→ **RECORDS FOR THIS EXERCISE**:
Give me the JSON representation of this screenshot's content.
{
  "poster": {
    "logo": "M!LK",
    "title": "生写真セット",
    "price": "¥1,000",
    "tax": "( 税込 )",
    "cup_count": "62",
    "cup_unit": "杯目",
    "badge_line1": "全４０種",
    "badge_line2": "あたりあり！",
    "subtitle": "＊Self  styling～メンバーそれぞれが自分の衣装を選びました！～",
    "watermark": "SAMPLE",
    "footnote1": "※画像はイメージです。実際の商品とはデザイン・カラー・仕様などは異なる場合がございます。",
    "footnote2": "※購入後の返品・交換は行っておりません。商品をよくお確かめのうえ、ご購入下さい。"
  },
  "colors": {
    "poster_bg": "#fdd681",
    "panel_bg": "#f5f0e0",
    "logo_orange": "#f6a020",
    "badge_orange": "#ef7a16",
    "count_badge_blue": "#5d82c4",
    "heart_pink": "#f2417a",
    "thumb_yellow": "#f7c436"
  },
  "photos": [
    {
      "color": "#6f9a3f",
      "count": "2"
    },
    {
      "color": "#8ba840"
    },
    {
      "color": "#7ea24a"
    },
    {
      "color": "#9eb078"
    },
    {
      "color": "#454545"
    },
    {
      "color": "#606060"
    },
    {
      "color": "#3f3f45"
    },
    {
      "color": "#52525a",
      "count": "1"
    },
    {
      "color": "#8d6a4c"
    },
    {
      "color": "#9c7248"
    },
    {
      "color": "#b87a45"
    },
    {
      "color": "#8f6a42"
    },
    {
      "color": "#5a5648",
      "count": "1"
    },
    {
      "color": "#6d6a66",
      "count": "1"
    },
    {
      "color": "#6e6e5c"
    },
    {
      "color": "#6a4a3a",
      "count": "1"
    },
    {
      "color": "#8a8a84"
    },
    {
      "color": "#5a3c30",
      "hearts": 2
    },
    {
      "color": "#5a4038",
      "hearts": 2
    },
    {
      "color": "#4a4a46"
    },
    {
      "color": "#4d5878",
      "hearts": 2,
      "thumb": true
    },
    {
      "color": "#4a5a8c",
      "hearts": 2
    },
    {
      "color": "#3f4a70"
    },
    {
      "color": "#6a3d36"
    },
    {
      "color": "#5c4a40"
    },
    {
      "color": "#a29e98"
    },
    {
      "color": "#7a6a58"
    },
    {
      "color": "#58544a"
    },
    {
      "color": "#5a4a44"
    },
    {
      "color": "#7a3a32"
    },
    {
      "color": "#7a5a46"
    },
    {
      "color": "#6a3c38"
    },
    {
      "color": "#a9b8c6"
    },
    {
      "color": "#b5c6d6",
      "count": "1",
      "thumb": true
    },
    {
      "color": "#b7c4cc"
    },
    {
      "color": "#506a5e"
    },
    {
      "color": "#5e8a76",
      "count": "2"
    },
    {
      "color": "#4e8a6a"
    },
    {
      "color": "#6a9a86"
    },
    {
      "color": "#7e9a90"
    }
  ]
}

→ **WHAT YOU ARE ASKED TO DO**:
Take the entries above and copy them out exactly.

→ **CORRECT ANSWER**:
Give me the JSON representation of this screenshot's content.
{
  "poster": {
    "logo": "M!LK",
    "title": "生写真セット",
    "price": "¥1,000",
    "tax": "( 税込 )",
    "cup_count": "62",
    "cup_unit": "杯目",
    "badge_line1": "全４０種",
    "badge_line2": "あたりあり！",
    "subtitle": "＊Self  styling～メンバーそれぞれが自分の衣装を選びました！～",
    "watermark": "SAMPLE",
    "footnote1": "※画像はイメージです。実際の商品とはデザイン・カラー・仕様などは異なる場合がございます。",
    "footnote2": "※購入後の返品・交換は行っておりません。商品をよくお確かめのうえ、ご購入下さい。"
  },
  "colors": {
    "poster_bg": "#fdd681",
    "panel_bg": "#f5f0e0",
    "logo_orange": "#f6a020",
    "badge_orange": "#ef7a16",
    "count_badge_blue": "#5d82c4",
    "heart_pink": "#f2417a",
    "thumb_yellow": "#f7c436"
  },
  "photos": [
    {
      "color": "#6f9a3f",
      "count": "2"
    },
    {
      "color": "#8ba840"
    },
    {
      "color": "#7ea24a"
    },
    {
      "color": "#9eb078"
    },
    {
      "color": "#454545"
    },
    {
      "color": "#606060"
    },
    {
      "color": "#3f3f45"
    },
    {
      "color": "#52525a",
      "count": "1"
    },
    {
      "color": "#8d6a4c"
    },
    {
      "color": "#9c7248"
    },
    {
      "color": "#b87a45"
    },
    {
      "color": "#8f6a42"
    },
    {
      "color": "#5a5648",
      "count": "1"
    },
    {
      "color": "#6d6a66",
      "count": "1"
    },
    {
      "color": "#6e6e5c"
    },
    {
      "color": "#6a4a3a",
      "count": "1"
    },
    {
      "color": "#8a8a84"
    },
    {
      "color": "#5a3c30",
      "hearts": 2
    },
    {
      "color": "#5a4038",
      "hearts": 2
    },
    {
      "color": "#4a4a46"
    },
    {
      "color": "#4d5878",
      "hearts": 2,
      "thumb": true
    },
    {
      "color": "#4a5a8c",
      "hearts": 2
    },
    {
      "color": "#3f4a70"
    },
    {
      "color": "#6a3d36"
    },
    {
      "color": "#5c4a40"
    },
    {
      "color": "#a29e98"
    },
    {
      "color": "#7a6a58"
    },
    {
      "color": "#58544a"
    },
    {
      "color": "#5a4a44"
    },
    {
      "color": "#7a3a32"
    },
    {
      "color": "#7a5a46"
    },
    {
      "color": "#6a3c38"
    },
    {
      "color": "#a9b8c6"
    },
    {
      "color": "#b5c6d6",
      "count": "1",
      "thumb": true
    },
    {
      "color": "#b7c4cc"
    },
    {
      "color": "#506a5e"
    },
    {
      "color": "#5e8a76",
      "count": "2"
    },
    {
      "color": "#4e8a6a"
    },
    {
      "color": "#6a9a86"
    },
    {
      "color": "#7e9a90"
    }
  ]
}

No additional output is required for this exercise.